__Source records__.

>> BEGIN

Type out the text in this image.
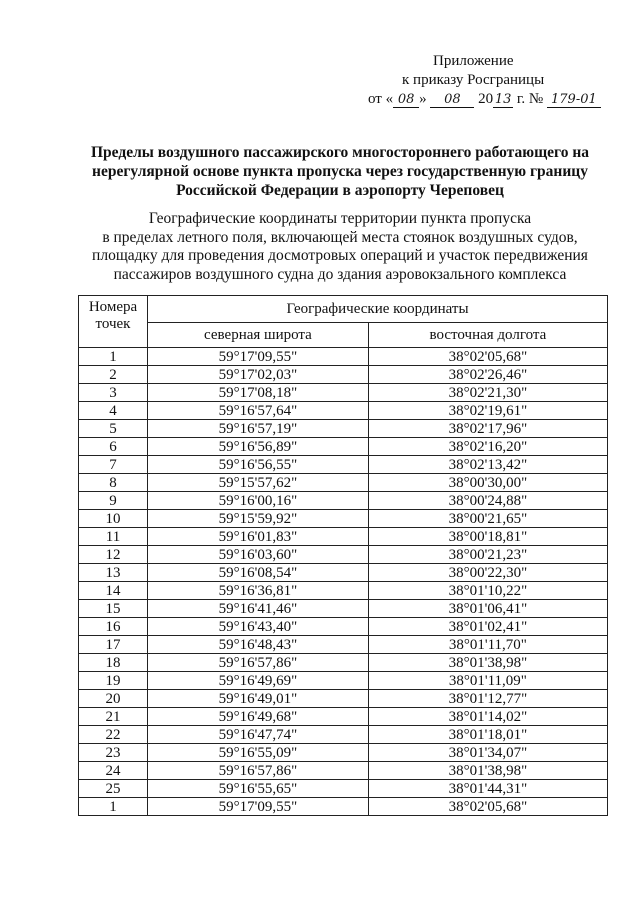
Приложение
к приказу Росграницы
от « 08 » 08 20 13 г. № 179-01
Пределы воздушного пассажирского многостороннего работающего на
нерегулярной основе пункта пропуска через государственную границу
Российской Федерации в аэропорту Череповец
Географические координаты территории пункта пропуска
в пределах летного поля, включающей места стоянок воздушных судов,
площадку для проведения досмотровых операций и участок передвижения
пассажиров воздушного судна до здания аэровокзального комплекса
Номера точек	Географические координаты	
	северная широта	восточная долгота
1	59°17'09,55"	38°02'05,68"
2	59°17'02,03"	38°02'26,46"
3	59°17'08,18"	38°02'21,30"
4	59°16'57,64"	38°02'19,61"
5	59°16'57,19"	38°02'17,96"
6	59°16'56,89"	38°02'16,20"
7	59°16'56,55"	38°02'13,42"
8	59°15'57,62"	38°00'30,00"
9	59°16'00,16"	38°00'24,88"
10	59°15'59,92"	38°00'21,65"
11	59°16'01,83"	38°00'18,81"
12	59°16'03,60"	38°00'21,23"
13	59°16'08,54"	38°00'22,30"
14	59°16'36,81"	38°01'10,22"
15	59°16'41,46"	38°01'06,41"
16	59°16'43,40"	38°01'02,41"
17	59°16'48,43"	38°01'11,70"
18	59°16'57,86"	38°01'38,98"
19	59°16'49,69"	38°01'11,09"
20	59°16'49,01"	38°01'12,77"
21	59°16'49,68"	38°01'14,02"
22	59°16'47,74"	38°01'18,01"
23	59°16'55,09"	38°01'34,07"
24	59°16'57,86"	38°01'38,98"
25	59°16'55,65"	38°01'44,31"
1	59°17'09,55"	38°02'05,68"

>> END

From the listing above, pick out every line containing "Географические".

__Exercise response__.
Географические координаты территории пункта пропуска
Номера точек	Географические координаты	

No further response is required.